< Daniël 7 >

1 In het eerste jaar van Belsazar, den koning van Babel, zag Daniel een droom, en gezichten zijns hoofds, op zijn leger; toen schreef hij dien droom, en hij zeide de hoofdsom der zaken.
בשנת חדה לבלאשצר מלך בבל דניאל חלם חזה וחזוי ראשה על משכבה באדין חלמא כתב ראש מלין אמר׃
2 Daniel antwoordde en zeide: Ik zag in mijn gezicht bij nacht, en ziet, de vier winden des hemels braken voort op de grote zee.
ענה דניאל ואמר חזה הוית בחזוי עם ליליא וארו ארבע רוחי שמיא מגיחן לימא רבא׃
3 En er klommen vier grote dieren op uit de zee, het ene van het andere verscheiden.
וארבע חיון רברבן סלקן מן ימא שנין דא מן דא׃
4 Het eerste was als een leeuw, en het had arendsvleugelen; ik zag toe, totdat zijn vleugelen uitgeplukt waren, en het werd van de aarde opgeheven, en op de voeten gesteld, als een mens, en aan hetzelve werd eens mensen hart gegeven.
קדמיתא כאריה וגפין די נשר לה חזה הוית עד די מריטו גפיה ונטילת מן ארעא ועל רגלין כאנש הקימת ולבב אנש יהיב לה׃
5 Daarna, ziet, het andere dier, het tweede, was gelijk een beer, en stelde zich aan de ene zijde, en het had drie ribben in zijn muil tussen zijn tanden; en men zeide aldus tot hetzelve: Sta op, eet veel vlees.

• SCHRIFTELIJKE OPDRACHT 1:
Vertaal deze zin uit de tekst over Daniëls droom naar het Engels: "En er klommen vier grote dieren op uit de zee, het ene van het andere verscheiden."
• SCHRIFTELIJKE OPDRACHT 2:
Zet de tekst over Daniëls droom van de vier dieren voort, te beginnen na de laatste zin.

• AANGELEVERD MATERIAAL:
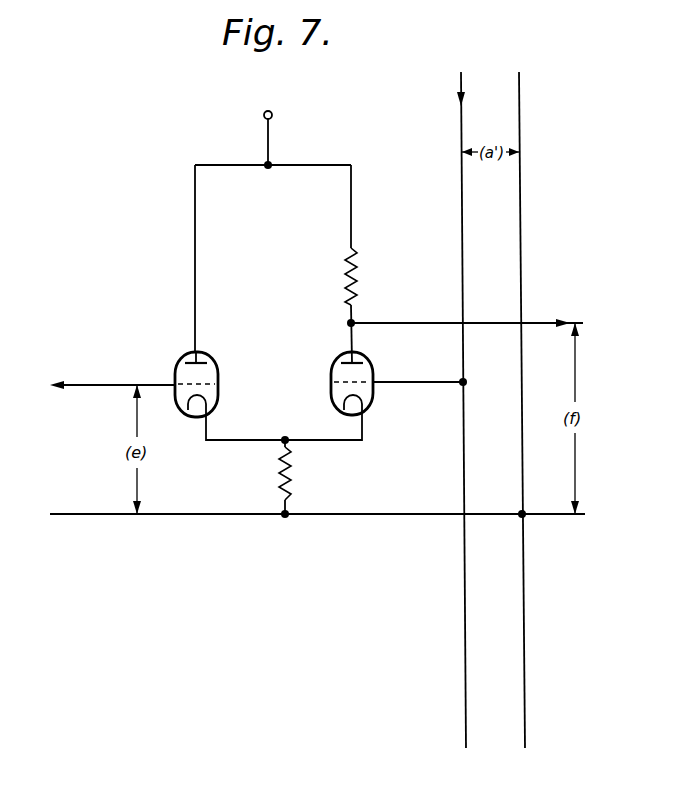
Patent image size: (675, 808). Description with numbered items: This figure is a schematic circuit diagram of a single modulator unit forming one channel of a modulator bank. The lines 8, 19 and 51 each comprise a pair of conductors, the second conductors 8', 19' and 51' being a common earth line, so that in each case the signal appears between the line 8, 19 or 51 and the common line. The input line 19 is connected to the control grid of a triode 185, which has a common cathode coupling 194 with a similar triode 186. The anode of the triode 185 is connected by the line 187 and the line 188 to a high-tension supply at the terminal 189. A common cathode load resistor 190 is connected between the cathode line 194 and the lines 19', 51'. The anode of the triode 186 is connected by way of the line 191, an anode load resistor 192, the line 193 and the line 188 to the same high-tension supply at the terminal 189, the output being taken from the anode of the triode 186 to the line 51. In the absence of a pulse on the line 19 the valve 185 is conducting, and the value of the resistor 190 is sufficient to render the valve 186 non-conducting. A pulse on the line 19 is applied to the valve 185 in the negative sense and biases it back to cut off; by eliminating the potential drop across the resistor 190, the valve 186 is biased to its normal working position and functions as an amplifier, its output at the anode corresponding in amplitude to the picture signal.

• DEFINITIEF ANTWOORD 1:
And four great beasts came up out of the sea, each different from the other.

• DEFINITIEF ANTWOORD 2:
וארו חיוה אחרי תנינה דמיה לדב ולשטר חד הקמת ותלת עלעין בפמה בין שניה וכן אמרין לה קומי אכלי בשר שגיא׃
6 Daarna zag ik, en ziet, er was een ander dier, gelijk een luipaard, en het had vier vleugels eens vogels op zijn rug; ook had hetzelve dier vier hoofden, en aan hetzelve werd de heerschappij gegeven.
באתר דנה חזה הוית וארו אחרי כנמר ולה גפין ארבע די עוף על גביה וארבעה ראשין לחיותא ושלטן יהיב לה׃
7 Daarna zag ik in de nachtgezichten, en ziet, het vierde dier was schrikkelijk en gruwelijk, en zeer sterk; en het had grote ijzeren tanden, het at, en verbrijzelde, en vertrad het overige met zijn voeten; en het was verscheiden van al de dieren, die voor hetzelve geweest waren; en het had tien hoornen.
באתר דנה חזה הוית בחזוי ליליא וארו חיוה רביעיה דחילה ואימתני ותקיפא יתירא ושנין די פרזל לה רברבן אכלה ומדקה ושארא ברגליה רפסה והיא משניה מן כל חיותא די קדמיה וקרנין עשר לה׃
8 Ik nam acht op de hoornen, en ziet, een andere kleine hoorn kwam op tussen dezelve, en drie uit de vorige hoornen werden uitgerukt voor denzelven; en ziet, in dienzelven hoorn waren ogen als mensenogen, en een mond, grote dingen sprekende.
משתכל הוית בקרניא ואלו קרן אחרי זעירה סלקת ביניהון ותלת מן קרניא קדמיתא אתעקרו מן קדמיה ואלו עינין כעיני אנשא בקרנא דא ופם ממלל רברבן׃
9 Dit zag ik, totdat er tronen gezet werden, en de Oude van dagen Zich zette, Wiens kleed wit was als de sneeuw, en het haar Zijns hoofds als zuivere wol; Zijn troon was vuurvonken, deszelfs raderen een brandend vuur.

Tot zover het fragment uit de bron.